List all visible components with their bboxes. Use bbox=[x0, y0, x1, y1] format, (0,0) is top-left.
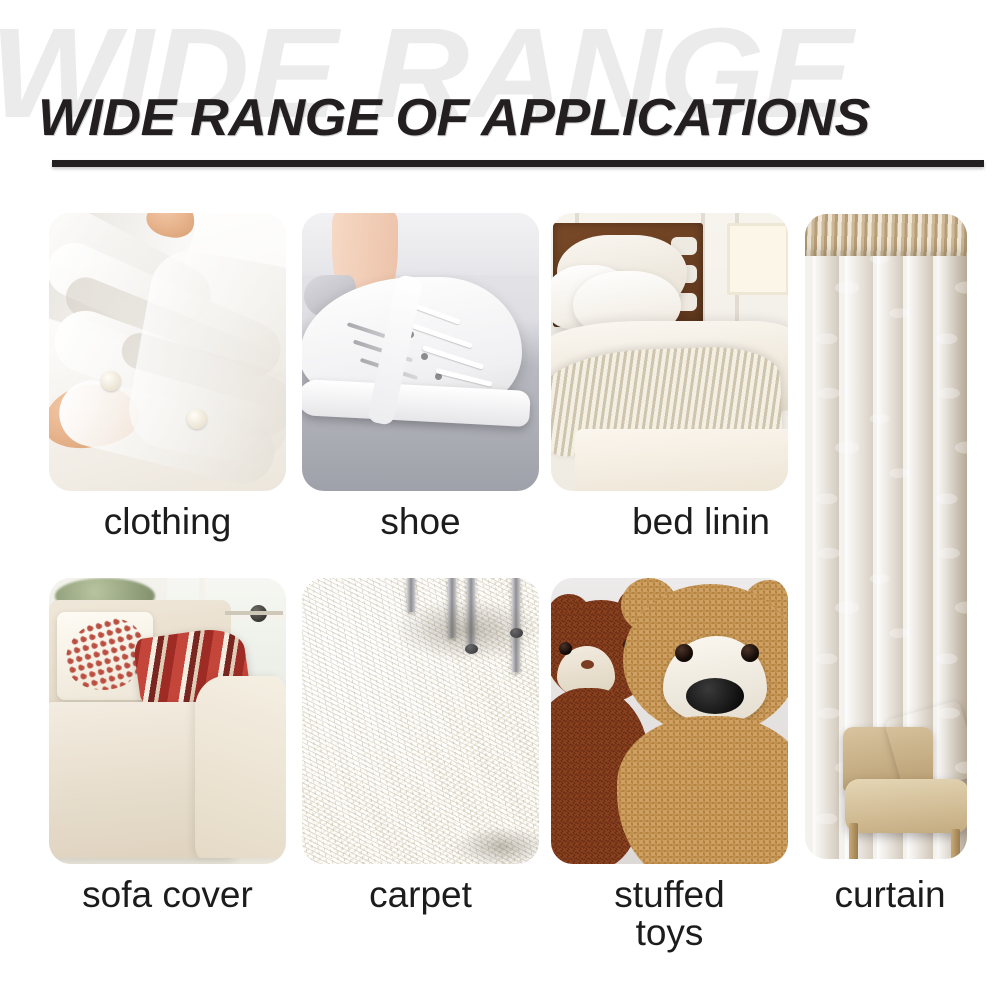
tile-label-shoe: shoe bbox=[302, 503, 539, 541]
page-title: WIDE RANGE OF APPLICATIONS bbox=[38, 92, 870, 144]
tile-image-clothing bbox=[49, 213, 286, 491]
tile-image-stuffed-toys bbox=[551, 578, 788, 864]
bed-skirt bbox=[575, 429, 788, 491]
tan-bear-eye-right bbox=[741, 644, 759, 662]
bed-wall-art bbox=[727, 223, 788, 295]
tile-label-carpet: carpet bbox=[302, 876, 539, 914]
brown-bear-eye-left bbox=[559, 642, 572, 655]
tan-bear-nose bbox=[686, 678, 744, 714]
tile-image-carpet bbox=[302, 578, 539, 864]
curtain-pleated-header-tape bbox=[805, 214, 967, 256]
tile-label-stuffed-toys-line1: stuffed bbox=[551, 876, 788, 914]
poster-header: WIDE RANGE WIDE RANGE OF APPLICATIONS bbox=[0, 0, 1000, 185]
tan-bear-body bbox=[617, 716, 788, 864]
carpet-corner-shadow bbox=[452, 826, 539, 864]
tile-label-stuffed-toys: stuffed toys bbox=[551, 876, 788, 951]
tile-image-bed-linen bbox=[551, 213, 788, 491]
tile-label-sofa-cover: sofa cover bbox=[40, 876, 295, 914]
armchair-leg-right bbox=[951, 829, 960, 859]
sofa-arm-drape bbox=[195, 676, 286, 858]
applications-poster: WIDE RANGE WIDE RANGE OF APPLICATIONS cl… bbox=[0, 0, 1000, 1000]
tile-image-sofa-cover bbox=[49, 578, 286, 864]
tile-label-stuffed-toys-line2: toys bbox=[551, 914, 788, 952]
title-underline-rule bbox=[52, 160, 984, 167]
brown-bear-nose bbox=[581, 660, 594, 669]
sofa-curtain-rod bbox=[225, 611, 283, 615]
tan-bear-eye-left bbox=[675, 644, 693, 662]
shoe-eyelet-3 bbox=[421, 353, 428, 360]
carpet-table-shadow bbox=[392, 598, 539, 662]
tile-image-curtain bbox=[805, 214, 967, 859]
clothing-button-2 bbox=[187, 409, 207, 429]
tile-label-curtain: curtain bbox=[790, 876, 990, 914]
clothing-button-1 bbox=[101, 371, 121, 391]
tile-label-clothing: clothing bbox=[49, 503, 286, 541]
armchair-seat bbox=[845, 779, 967, 833]
tile-image-shoe bbox=[302, 213, 539, 491]
armchair-leg-left bbox=[849, 823, 858, 859]
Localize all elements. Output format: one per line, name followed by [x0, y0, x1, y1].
━━━━━━━━━━━━━━━━━━━━━━━━━━━━━━
> _Task statement_
Copy every row above word for word, but leave out the picture.

> _Task response_
List all visible components with their bboxes. Use bbox=[x0, y0, x1, y1] format, (0,0) is top-left.
tile-label-shoe: shoe bbox=[302, 503, 539, 541]
page-title: WIDE RANGE OF APPLICATIONS bbox=[38, 92, 870, 144]
tile-image-clothing bbox=[49, 213, 286, 491]
tile-image-stuffed-toys bbox=[551, 578, 788, 864]
bed-skirt bbox=[575, 429, 788, 491]
tan-bear-eye-right bbox=[741, 644, 759, 662]
bed-wall-art bbox=[727, 223, 788, 295]
tile-label-carpet: carpet bbox=[302, 876, 539, 914]
brown-bear-eye-left bbox=[559, 642, 572, 655]
tan-bear-nose bbox=[686, 678, 744, 714]
tile-image-carpet bbox=[302, 578, 539, 864]
curtain-pleated-header-tape bbox=[805, 214, 967, 256]
tile-label-stuffed-toys-line1: stuffed bbox=[551, 876, 788, 914]
poster-header: WIDE RANGE WIDE RANGE OF APPLICATIONS bbox=[0, 0, 1000, 185]
tan-bear-body bbox=[617, 716, 788, 864]
carpet-corner-shadow bbox=[452, 826, 539, 864]
tile-label-stuffed-toys: stuffed toys bbox=[551, 876, 788, 951]
tile-image-bed-linen bbox=[551, 213, 788, 491]
tile-label-sofa-cover: sofa cover bbox=[40, 876, 295, 914]
armchair-leg-right bbox=[951, 829, 960, 859]
sofa-arm-drape bbox=[195, 676, 286, 858]
applications-poster: WIDE RANGE WIDE RANGE OF APPLICATIONS cl… bbox=[0, 0, 1000, 1000]
tile-image-sofa-cover bbox=[49, 578, 286, 864]
tile-label-stuffed-toys-line2: toys bbox=[551, 914, 788, 952]
title-underline-rule bbox=[52, 160, 984, 167]
brown-bear-nose bbox=[581, 660, 594, 669]
sofa-curtain-rod bbox=[225, 611, 283, 615]
tan-bear-eye-left bbox=[675, 644, 693, 662]
shoe-eyelet-3 bbox=[421, 353, 428, 360]
carpet-table-shadow bbox=[392, 598, 539, 662]
tile-image-curtain bbox=[805, 214, 967, 859]
clothing-button-2 bbox=[187, 409, 207, 429]
tile-label-curtain: curtain bbox=[790, 876, 990, 914]
clothing-button-1 bbox=[101, 371, 121, 391]
tile-label-clothing: clothing bbox=[49, 503, 286, 541]
armchair-seat bbox=[845, 779, 967, 833]
tile-image-shoe bbox=[302, 213, 539, 491]
armchair-leg-left bbox=[849, 823, 858, 859]
Localize all elements. Output format: one per line, name followed by [x0, y0, x1, y1].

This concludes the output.